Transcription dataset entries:
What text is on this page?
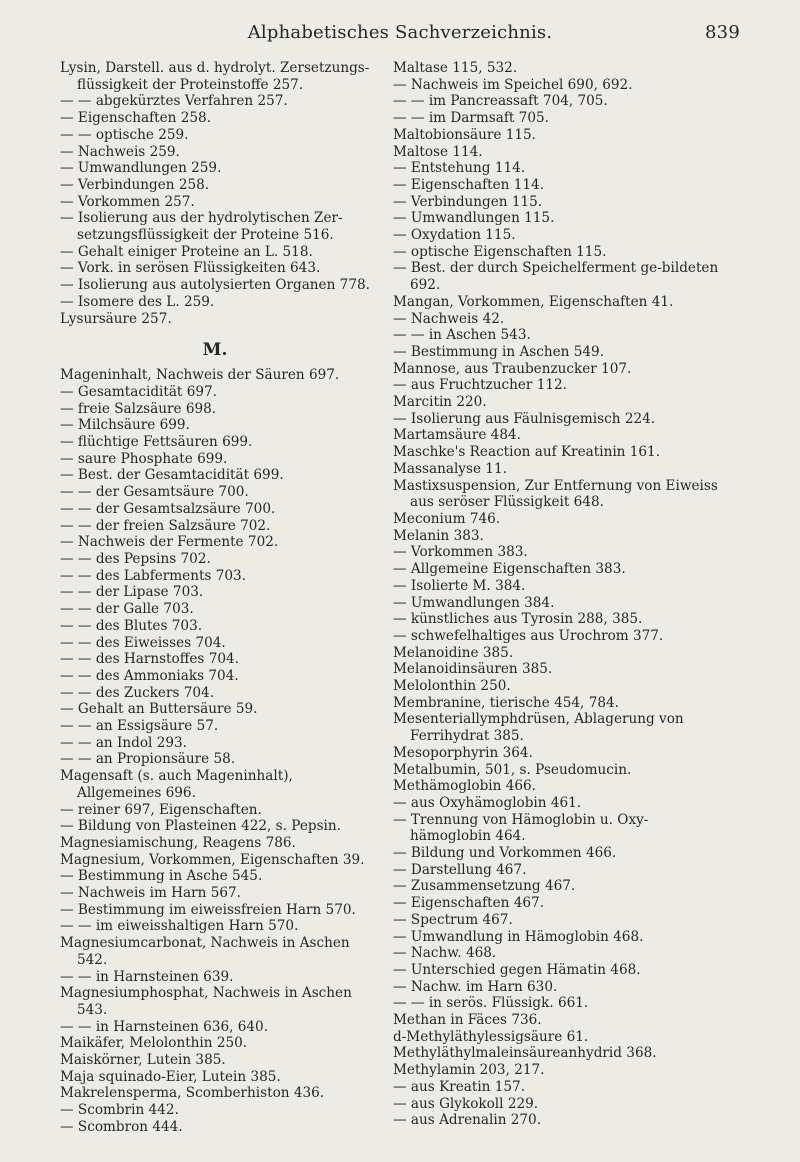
Alphabetisches Sachverzeichnis.	839

Lysin, Darstell. aus d. hydrolyt. Zersetzungs-flüssigkeit der Proteinstoffe 257.

— — abgekürztes Verfahren 257.

— Eigenschaften 258.

— — optische 259.

— Nachweis 259.

— Umwandlungen 259.

— Verbindungen 258.

— Vorkommen 257.

— Isolierung aus der hydrolytischen Zer-setzungsflüssigkeit der Proteine 516.

— Gehalt einiger Proteine an L. 518.

— Vork. in serösen Flüssigkeiten 643.

— Isolierung aus autolysierten Organen 778.

— Isomere des L. 259.

Lysursäure 257.

M.

Mageninhalt, Nachweis der Säuren 697.

— Gesamtacidität 697.

— freie Salzsäure 698.

— Milchsäure 699.

— flüchtige Fettsäuren 699.

— saure Phosphate 699.

— Best. der Gesamtacidität 699.

— — der Gesamtsäure 700.

— — der Gesamtsalzsäure 700.

— — der freien Salzsäure 702.

— Nachweis der Fermente 702.

— — des Pepsins 702.

— — des Labferments 703.

— — der Lipase 703.

— — der Galle 703.

— — des Blutes 703.

— — des Eiweisses 704.

— — des Harnstoffes 704.

— — des Ammoniaks 704.

— — des Zuckers 704.

— Gehalt an Buttersäure 59.

— — an Essigsäure 57.

— — an Indol 293.

— — an Propionsäure 58.

Magensaft (s. auch Mageninhalt), Allgemeines 696.

— reiner 697, Eigenschaften.

— Bildung von Plasteinen 422, s. Pepsin.

Magnesiamischung, Reagens 786.

Magnesium, Vorkommen, Eigenschaften 39.

— Bestimmung in Asche 545.

— Nachweis im Harn 567.

— Bestimmung im eiweissfreien Harn 570.

— — im eiweisshaltigen Harn 570.

Magnesiumcarbonat, Nachweis in Aschen 542.

— — in Harnsteinen 639.

Magnesiumphosphat, Nachweis in Aschen 543.

— — in Harnsteinen 636, 640.

Maikäfer, Melolonthin 250.

Maiskörner, Lutein 385.

Maja squinado-Eier, Lutein 385.

Makrelensperma, Scomberhiston 436.

— Scombrin 442.

— Scombron 444.

Maltase 115, 532.

— Nachweis im Speichel 690, 692.

— — im Pancreassaft 704, 705.

— — im Darmsaft 705.

Maltobionsäure 115.

Maltose 114.

— Entstehung 114.

— Eigenschaften 114.

— Verbindungen 115.

— Umwandlungen 115.

— Oxydation 115.

— optische Eigenschaften 115.

— Best. der durch Speichelferment ge-bildeten 692.

Mangan, Vorkommen, Eigenschaften 41.

— Nachweis 42.

— — in Aschen 543.

— Bestimmung in Aschen 549.

Mannose, aus Traubenzucker 107.

— aus Fruchtzucher 112.

Marcitin 220.

— Isolierung aus Fäulnisgemisch 224.

Martamsäure 484.

Maschke's Reaction auf Kreatinin 161.

Massanalyse 11.

Mastixsuspension, Zur Entfernung von Eiweiss aus seröser Flüssigkeit 648.

Meconium 746.

Melanin 383.

— Vorkommen 383.

— Allgemeine Eigenschaften 383.

— Isolierte M. 384.

— Umwandlungen 384.

— künstliches aus Tyrosin 288, 385.

— schwefelhaltiges aus Urochrom 377.

Melanoidine 385.

Melanoidinsäuren 385.

Melolonthin 250.

Membranine, tierische 454, 784.

Mesenteriallymphdrüsen, Ablagerung von Ferrihydrat 385.

Mesoporphyrin 364.

Metalbumin, 501, s. Pseudomucin.

Methämoglobin 466.

— aus Oxyhämoglobin 461.

— Trennung von Hämoglobin u. Oxy-hämoglobin 464.

— Bildung und Vorkommen 466.

— Darstellung 467.

— Zusammensetzung 467.

— Eigenschaften 467.

— Spectrum 467.

— Umwandlung in Hämoglobin 468.

— Nachw. 468.

— Unterschied gegen Hämatin 468.

— Nachw. im Harn 630.

— — in serös. Flüssigk. 661.

Methan in Fäces 736.

d-Methyläthylessigsäure 61.

Methyläthylmaleinsäureanhydrid 368.

Methylamin 203, 217.

— aus Kreatin 157.

— aus Glykokoll 229.

— aus Adrenalin 270.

WHAT NEEDS TO BE DONE: Which lines in the records above contain the string "Aschen"? Copy them.

EXPECTED ANSWER:
Magnesiumcarbonat, Nachweis in Aschen 542.
Magnesiumphosphat, Nachweis in Aschen 543.
— — in Aschen 543.
— Bestimmung in Aschen 549.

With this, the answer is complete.